→ **Supplied material**:

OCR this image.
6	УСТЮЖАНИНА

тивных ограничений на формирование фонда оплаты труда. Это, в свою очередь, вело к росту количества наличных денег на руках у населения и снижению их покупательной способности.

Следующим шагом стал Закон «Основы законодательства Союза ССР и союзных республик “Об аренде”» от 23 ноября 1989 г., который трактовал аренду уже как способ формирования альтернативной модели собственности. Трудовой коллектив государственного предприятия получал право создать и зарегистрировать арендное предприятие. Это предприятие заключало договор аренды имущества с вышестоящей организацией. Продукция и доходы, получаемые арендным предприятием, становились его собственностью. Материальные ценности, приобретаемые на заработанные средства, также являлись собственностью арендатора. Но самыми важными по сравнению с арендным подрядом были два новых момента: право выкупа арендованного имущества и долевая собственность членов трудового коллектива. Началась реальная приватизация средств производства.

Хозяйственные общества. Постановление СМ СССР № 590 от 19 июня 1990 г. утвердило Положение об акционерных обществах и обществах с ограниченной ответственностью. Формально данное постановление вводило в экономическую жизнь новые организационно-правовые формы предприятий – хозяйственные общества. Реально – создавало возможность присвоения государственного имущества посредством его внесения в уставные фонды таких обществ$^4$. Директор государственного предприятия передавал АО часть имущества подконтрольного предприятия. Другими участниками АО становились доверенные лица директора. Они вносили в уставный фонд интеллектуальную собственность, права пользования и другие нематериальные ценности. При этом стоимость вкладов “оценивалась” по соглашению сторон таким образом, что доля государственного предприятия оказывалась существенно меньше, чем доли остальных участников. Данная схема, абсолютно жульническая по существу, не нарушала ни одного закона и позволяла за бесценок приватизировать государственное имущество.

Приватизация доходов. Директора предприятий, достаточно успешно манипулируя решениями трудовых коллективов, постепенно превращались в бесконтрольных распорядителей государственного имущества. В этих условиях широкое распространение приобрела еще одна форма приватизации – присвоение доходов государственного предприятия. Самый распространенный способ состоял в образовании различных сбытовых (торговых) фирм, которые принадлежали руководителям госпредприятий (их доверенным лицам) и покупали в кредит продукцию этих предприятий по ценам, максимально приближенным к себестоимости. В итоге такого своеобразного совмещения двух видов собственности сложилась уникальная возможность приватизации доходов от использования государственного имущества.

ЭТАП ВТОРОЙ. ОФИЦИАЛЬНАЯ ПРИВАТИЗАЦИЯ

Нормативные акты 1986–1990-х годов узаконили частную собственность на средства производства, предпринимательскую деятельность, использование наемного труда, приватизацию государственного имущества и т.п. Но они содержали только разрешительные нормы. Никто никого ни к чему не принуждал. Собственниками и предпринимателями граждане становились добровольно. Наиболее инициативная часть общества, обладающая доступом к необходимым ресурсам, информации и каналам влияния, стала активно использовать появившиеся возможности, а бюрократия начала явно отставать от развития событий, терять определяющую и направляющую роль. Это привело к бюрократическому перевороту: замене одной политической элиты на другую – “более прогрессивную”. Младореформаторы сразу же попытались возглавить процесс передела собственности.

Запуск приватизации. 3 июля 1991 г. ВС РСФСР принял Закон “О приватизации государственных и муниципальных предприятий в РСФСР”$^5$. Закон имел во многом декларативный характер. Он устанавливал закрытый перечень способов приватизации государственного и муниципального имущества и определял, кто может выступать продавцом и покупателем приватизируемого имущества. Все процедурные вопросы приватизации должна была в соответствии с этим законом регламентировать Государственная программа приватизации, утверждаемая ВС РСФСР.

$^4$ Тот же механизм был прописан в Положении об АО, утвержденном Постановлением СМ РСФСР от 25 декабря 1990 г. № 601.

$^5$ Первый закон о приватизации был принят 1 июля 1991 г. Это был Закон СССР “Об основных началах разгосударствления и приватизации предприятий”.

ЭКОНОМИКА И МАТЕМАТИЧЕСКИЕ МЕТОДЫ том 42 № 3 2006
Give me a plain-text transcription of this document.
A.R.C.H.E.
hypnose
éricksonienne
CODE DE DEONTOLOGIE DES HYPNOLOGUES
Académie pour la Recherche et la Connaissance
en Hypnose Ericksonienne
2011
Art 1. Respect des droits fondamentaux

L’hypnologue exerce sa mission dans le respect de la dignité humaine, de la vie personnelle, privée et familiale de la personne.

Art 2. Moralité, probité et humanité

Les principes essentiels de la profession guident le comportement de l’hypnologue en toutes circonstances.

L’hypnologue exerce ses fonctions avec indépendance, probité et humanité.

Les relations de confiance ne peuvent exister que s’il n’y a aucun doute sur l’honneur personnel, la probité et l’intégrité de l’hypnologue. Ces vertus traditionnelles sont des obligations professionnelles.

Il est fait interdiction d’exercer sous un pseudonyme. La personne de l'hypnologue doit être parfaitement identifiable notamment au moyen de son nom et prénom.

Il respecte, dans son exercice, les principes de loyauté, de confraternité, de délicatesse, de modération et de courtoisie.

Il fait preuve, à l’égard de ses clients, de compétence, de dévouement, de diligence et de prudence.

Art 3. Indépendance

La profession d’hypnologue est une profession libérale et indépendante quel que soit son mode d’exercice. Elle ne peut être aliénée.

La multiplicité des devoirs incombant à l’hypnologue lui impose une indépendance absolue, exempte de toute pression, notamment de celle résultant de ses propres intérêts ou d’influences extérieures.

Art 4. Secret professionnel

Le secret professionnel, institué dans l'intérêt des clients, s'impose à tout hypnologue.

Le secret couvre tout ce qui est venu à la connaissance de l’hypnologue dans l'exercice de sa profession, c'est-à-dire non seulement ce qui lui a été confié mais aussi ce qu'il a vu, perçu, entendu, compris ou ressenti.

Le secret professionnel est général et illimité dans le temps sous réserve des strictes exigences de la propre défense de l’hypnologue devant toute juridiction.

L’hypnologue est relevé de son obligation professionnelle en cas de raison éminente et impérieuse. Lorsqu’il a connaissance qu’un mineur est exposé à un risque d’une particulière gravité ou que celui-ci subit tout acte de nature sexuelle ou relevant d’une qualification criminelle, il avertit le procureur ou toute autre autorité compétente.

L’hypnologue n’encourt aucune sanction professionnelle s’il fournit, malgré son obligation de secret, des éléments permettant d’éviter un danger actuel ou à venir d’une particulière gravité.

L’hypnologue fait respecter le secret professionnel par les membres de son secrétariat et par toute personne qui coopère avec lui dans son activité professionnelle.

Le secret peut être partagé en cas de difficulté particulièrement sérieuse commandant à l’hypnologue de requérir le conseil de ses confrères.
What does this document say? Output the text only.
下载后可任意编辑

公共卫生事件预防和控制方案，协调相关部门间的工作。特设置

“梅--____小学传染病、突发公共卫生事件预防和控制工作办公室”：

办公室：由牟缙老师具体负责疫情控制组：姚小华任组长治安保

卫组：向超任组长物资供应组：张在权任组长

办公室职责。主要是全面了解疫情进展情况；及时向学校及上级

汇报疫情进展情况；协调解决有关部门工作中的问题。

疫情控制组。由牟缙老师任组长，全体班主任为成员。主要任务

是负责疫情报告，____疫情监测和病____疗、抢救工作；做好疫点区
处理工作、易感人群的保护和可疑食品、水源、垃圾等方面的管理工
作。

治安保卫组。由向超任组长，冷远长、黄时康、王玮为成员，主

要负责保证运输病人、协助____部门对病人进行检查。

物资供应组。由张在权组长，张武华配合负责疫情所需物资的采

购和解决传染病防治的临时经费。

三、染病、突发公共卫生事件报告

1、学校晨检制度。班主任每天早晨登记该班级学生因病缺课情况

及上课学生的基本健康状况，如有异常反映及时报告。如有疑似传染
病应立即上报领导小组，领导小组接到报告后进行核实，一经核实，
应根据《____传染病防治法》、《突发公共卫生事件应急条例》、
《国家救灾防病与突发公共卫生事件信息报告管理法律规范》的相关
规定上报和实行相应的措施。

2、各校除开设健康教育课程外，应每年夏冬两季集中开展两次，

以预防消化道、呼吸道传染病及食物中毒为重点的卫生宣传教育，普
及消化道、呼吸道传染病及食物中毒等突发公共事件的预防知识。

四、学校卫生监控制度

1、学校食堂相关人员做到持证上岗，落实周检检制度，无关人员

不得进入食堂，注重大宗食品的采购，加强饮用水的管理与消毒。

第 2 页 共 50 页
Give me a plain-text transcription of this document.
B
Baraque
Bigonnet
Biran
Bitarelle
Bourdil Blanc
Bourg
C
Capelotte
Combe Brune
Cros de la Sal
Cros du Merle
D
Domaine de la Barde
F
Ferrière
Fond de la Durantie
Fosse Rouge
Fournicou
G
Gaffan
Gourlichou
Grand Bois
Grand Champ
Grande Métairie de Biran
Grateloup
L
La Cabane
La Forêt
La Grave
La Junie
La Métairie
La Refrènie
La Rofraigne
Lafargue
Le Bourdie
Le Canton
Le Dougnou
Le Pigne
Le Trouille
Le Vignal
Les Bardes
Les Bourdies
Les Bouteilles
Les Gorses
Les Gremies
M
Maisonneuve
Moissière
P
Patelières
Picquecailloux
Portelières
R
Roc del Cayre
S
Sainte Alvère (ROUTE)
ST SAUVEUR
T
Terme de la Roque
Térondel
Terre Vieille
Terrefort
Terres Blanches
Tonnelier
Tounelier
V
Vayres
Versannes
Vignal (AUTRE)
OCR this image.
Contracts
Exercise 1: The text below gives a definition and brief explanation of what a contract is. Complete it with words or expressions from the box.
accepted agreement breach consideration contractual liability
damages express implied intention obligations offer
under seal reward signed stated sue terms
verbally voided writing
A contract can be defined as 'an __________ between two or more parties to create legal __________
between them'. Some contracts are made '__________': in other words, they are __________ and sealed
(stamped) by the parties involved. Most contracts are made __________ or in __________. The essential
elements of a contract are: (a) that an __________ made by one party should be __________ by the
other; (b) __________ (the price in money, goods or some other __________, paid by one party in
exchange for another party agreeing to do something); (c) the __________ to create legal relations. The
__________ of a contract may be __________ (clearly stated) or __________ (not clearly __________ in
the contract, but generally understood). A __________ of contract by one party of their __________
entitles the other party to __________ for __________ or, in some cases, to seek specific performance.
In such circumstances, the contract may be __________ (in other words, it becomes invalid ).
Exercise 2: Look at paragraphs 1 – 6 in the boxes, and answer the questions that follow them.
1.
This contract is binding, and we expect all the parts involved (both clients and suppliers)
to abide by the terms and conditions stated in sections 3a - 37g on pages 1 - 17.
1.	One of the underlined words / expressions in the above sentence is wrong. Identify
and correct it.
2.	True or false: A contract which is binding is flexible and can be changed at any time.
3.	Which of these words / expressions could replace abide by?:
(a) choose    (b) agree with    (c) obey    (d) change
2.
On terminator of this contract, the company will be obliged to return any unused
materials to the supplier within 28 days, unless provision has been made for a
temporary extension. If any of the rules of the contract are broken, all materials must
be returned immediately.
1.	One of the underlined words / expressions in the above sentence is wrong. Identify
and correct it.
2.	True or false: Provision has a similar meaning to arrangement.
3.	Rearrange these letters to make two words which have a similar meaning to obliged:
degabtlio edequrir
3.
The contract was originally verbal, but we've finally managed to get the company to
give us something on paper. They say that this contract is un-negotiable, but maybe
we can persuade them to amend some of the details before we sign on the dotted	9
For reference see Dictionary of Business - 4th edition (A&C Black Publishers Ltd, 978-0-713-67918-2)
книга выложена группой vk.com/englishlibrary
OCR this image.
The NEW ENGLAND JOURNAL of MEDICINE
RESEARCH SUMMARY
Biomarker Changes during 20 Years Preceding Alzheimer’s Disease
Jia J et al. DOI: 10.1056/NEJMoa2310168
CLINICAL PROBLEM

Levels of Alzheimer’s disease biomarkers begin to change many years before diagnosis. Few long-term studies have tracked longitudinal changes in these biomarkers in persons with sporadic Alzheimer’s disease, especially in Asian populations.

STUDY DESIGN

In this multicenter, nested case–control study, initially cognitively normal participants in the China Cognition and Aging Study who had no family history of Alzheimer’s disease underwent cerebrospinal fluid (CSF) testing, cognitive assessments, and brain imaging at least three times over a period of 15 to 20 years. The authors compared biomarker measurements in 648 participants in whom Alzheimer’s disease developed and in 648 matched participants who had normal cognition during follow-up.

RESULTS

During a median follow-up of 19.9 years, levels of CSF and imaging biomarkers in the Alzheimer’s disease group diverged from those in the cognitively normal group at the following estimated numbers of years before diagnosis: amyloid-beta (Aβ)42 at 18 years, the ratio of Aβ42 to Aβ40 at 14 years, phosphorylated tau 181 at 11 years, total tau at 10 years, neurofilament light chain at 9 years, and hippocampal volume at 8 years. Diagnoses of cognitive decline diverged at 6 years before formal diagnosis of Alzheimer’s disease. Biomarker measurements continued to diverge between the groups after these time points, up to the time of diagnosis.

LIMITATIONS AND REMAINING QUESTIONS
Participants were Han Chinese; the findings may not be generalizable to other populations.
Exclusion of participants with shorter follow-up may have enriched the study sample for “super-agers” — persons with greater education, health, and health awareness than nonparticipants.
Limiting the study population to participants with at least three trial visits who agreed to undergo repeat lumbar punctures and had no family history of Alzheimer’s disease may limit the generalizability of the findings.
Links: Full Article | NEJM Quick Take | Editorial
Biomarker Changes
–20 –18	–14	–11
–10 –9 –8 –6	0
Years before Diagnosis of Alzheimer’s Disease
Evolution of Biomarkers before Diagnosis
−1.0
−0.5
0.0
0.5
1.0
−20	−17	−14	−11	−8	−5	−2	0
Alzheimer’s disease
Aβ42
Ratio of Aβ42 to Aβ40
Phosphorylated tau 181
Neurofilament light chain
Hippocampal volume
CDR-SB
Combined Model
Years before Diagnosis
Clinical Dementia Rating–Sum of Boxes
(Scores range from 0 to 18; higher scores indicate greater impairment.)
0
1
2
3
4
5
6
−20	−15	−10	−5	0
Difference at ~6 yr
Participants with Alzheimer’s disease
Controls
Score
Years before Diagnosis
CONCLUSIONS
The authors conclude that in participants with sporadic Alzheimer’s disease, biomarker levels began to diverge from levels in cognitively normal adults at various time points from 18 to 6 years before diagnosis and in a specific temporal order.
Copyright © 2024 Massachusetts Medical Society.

→ **Objective**: Return every line of the preceding records in which the word "three" appears.

→ **Written response**:
In this multicenter, nested case–control study, initially cognitively normal participants in the China Cognition and Aging Study who had no family history of Alzheimer’s disease underwent cerebrospinal fluid (CSF) testing, cognitive assessments, and brain imaging at least three times over a period of 15 to 20 years. The authors compared biomarker measurements in 648 participants in whom Alzheimer’s disease developed and in 648 matched participants who had normal cognition during follow-up.
Limiting the study population to participants with at least three trial visits who agreed to undergo repeat lumbar punctures and had no family history of Alzheimer’s disease may limit the generalizability of the findings.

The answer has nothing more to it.